* begin EXERCISE INPUTS *

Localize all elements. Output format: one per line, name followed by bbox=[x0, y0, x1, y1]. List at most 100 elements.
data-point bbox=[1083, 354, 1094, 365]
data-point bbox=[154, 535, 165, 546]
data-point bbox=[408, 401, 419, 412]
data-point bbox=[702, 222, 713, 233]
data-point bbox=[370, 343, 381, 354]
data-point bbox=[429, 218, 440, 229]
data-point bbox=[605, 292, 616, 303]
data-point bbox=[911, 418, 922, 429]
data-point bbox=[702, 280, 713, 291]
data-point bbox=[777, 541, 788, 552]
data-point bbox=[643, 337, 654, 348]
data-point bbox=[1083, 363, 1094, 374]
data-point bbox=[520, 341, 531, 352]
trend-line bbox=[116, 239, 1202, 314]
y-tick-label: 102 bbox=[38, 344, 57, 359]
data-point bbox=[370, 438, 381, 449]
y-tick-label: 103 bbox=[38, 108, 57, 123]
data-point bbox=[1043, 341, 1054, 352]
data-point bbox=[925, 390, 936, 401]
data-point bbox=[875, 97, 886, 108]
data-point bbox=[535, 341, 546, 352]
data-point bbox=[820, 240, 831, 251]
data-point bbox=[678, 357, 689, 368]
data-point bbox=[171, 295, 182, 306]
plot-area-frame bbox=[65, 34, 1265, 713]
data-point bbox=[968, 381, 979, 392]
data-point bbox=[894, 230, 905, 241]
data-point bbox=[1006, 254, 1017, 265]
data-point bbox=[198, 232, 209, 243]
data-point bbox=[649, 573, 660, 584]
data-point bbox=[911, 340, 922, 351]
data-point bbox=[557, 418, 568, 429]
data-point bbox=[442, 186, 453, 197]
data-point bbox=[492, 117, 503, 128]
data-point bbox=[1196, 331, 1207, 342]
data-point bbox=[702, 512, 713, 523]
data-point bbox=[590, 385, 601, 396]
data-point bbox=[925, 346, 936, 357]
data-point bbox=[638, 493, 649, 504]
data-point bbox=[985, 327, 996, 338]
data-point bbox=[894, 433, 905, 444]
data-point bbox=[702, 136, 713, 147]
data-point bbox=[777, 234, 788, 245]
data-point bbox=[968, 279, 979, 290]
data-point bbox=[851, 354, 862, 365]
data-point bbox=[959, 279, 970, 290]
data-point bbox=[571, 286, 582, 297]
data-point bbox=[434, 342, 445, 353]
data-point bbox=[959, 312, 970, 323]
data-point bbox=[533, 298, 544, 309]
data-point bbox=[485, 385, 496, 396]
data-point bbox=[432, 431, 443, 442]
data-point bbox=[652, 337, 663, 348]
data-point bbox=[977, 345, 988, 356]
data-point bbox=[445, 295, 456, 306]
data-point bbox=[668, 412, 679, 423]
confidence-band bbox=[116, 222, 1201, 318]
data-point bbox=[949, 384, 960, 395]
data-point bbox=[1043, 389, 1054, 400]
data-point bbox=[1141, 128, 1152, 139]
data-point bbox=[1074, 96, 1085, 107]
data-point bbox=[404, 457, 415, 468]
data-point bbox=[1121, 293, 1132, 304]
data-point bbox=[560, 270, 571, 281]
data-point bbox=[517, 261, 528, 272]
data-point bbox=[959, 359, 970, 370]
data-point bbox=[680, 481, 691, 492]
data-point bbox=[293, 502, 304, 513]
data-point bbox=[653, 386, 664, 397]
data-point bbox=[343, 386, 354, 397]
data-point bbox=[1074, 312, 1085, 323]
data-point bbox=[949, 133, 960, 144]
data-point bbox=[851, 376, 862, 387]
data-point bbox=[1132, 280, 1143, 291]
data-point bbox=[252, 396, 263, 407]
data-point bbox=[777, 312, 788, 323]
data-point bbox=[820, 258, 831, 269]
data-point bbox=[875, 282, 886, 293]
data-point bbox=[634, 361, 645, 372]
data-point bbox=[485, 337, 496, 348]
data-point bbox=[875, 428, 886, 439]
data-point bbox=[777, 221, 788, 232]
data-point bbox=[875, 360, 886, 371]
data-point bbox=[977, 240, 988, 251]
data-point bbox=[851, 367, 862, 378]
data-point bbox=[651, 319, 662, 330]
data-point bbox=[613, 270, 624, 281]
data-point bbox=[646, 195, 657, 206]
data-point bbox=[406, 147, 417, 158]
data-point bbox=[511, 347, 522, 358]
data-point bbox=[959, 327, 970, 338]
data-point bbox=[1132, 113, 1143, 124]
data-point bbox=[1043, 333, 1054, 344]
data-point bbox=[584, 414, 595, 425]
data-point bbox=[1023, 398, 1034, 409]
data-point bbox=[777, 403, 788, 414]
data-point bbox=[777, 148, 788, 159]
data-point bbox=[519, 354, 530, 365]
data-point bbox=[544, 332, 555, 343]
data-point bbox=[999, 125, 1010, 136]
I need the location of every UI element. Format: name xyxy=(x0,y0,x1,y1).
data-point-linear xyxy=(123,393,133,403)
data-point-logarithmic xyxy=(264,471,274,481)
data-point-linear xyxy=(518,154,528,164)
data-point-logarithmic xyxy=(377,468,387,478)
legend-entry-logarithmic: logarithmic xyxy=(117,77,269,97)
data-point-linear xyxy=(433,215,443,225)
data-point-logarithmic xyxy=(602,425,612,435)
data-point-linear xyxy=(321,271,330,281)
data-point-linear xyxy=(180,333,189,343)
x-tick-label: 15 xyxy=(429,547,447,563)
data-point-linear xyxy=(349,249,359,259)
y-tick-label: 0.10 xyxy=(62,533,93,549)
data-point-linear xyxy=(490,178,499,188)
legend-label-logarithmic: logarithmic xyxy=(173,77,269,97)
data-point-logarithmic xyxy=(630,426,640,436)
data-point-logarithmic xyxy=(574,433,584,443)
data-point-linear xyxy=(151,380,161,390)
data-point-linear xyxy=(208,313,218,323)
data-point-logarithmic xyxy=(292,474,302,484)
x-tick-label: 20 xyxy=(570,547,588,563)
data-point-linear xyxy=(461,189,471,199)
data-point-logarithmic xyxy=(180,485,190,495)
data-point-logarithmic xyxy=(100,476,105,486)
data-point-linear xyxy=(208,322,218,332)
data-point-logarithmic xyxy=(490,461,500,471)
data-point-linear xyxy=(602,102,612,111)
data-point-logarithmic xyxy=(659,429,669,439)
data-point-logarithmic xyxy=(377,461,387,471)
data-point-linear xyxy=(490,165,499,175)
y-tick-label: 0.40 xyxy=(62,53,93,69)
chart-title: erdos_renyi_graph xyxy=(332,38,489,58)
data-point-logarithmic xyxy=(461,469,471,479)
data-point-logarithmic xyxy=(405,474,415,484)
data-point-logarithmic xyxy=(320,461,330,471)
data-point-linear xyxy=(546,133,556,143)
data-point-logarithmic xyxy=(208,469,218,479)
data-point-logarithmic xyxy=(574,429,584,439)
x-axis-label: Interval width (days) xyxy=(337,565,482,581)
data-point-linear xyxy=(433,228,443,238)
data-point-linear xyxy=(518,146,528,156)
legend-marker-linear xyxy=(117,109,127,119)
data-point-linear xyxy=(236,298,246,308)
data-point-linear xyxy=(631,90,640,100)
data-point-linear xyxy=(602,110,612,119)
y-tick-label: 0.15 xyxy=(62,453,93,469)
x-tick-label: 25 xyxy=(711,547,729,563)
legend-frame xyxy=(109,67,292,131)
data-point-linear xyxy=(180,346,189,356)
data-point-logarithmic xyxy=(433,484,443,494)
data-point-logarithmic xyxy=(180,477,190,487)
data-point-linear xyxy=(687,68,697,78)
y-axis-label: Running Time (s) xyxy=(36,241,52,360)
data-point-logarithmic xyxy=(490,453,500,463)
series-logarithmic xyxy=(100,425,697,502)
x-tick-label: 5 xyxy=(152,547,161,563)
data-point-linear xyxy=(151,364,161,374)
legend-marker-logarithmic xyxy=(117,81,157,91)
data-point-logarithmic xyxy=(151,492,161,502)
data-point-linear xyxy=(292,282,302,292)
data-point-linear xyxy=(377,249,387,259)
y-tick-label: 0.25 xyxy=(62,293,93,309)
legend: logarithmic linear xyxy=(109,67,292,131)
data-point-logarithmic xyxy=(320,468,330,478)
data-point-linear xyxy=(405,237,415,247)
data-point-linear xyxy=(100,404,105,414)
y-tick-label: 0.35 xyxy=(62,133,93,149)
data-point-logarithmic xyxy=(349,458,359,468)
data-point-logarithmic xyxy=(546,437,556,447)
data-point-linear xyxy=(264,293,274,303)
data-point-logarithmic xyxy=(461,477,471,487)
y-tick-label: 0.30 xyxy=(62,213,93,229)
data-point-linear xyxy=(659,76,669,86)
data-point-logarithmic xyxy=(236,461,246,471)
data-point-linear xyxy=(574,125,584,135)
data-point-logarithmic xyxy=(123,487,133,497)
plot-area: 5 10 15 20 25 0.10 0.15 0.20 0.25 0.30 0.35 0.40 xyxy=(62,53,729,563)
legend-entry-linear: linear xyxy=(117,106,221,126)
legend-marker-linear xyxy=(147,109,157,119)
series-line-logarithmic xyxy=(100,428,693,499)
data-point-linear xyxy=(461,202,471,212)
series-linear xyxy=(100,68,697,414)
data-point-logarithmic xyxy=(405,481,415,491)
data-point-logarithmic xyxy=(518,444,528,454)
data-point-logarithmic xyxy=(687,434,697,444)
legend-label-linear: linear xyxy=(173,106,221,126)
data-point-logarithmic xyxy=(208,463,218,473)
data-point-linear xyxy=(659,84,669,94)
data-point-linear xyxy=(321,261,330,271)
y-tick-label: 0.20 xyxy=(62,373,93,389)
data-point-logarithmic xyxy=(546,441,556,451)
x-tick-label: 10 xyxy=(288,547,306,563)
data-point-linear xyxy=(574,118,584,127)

* end EXERCISE INPUTS *

• [SET EXERCISE] Can you render the rows from the very first one through the one containing "data-point bbox=[370, 343, 381, 354]", both included, as a numbered list with any blank lines left out?

• [SOLUTION TO THIS EXERCISE]
1. Localize all elements. Output format: one per line, name followed by bbox=[x0, y0, x1, y1]. List at most 100 elements.
2. data-point bbox=[1083, 354, 1094, 365]
3. data-point bbox=[154, 535, 165, 546]
4. data-point bbox=[408, 401, 419, 412]
5. data-point bbox=[702, 222, 713, 233]
6. data-point bbox=[370, 343, 381, 354]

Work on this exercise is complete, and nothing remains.